• **Objective**
Return, word for word, every line that follows.

• **Records for the exercise**
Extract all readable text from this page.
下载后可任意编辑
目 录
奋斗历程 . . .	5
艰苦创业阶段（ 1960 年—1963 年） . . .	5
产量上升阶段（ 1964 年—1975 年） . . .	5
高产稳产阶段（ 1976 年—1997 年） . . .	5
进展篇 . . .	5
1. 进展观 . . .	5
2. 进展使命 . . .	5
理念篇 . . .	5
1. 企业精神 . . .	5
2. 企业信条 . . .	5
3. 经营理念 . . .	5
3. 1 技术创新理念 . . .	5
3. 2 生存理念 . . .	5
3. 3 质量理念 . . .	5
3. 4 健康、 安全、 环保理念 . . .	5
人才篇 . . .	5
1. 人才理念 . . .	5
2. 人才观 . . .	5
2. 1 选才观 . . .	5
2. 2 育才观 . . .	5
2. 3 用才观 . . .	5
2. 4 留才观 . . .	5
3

• **Response below**
Extract all readable text from this page.
下载后可任意编辑
目 录
奋斗历程 . . .	5
艰苦创业阶段（ 1960 年—1963 年） . . .	5
产量上升阶段（ 1964 年—1975 年） . . .	5
高产稳产阶段（ 1976 年—1997 年） . . .	5
进展篇 . . .	5
1. 进展观 . . .	5
2. 进展使命 . . .	5
理念篇 . . .	5
1. 企业精神 . . .	5
2. 企业信条 . . .	5
3. 经营理念 . . .	5
3. 1 技术创新理念 . . .	5
3. 2 生存理念 . . .	5
3. 3 质量理念 . . .	5
3. 4 健康、 安全、 环保理念 . . .	5
人才篇 . . .	5
1. 人才理念 . . .	5
2. 人才观 . . .	5
2. 1 选才观 . . .	5
2. 2 育才观 . . .	5
2. 3 用才观 . . .	5
2. 4 留才观 . . .	5
3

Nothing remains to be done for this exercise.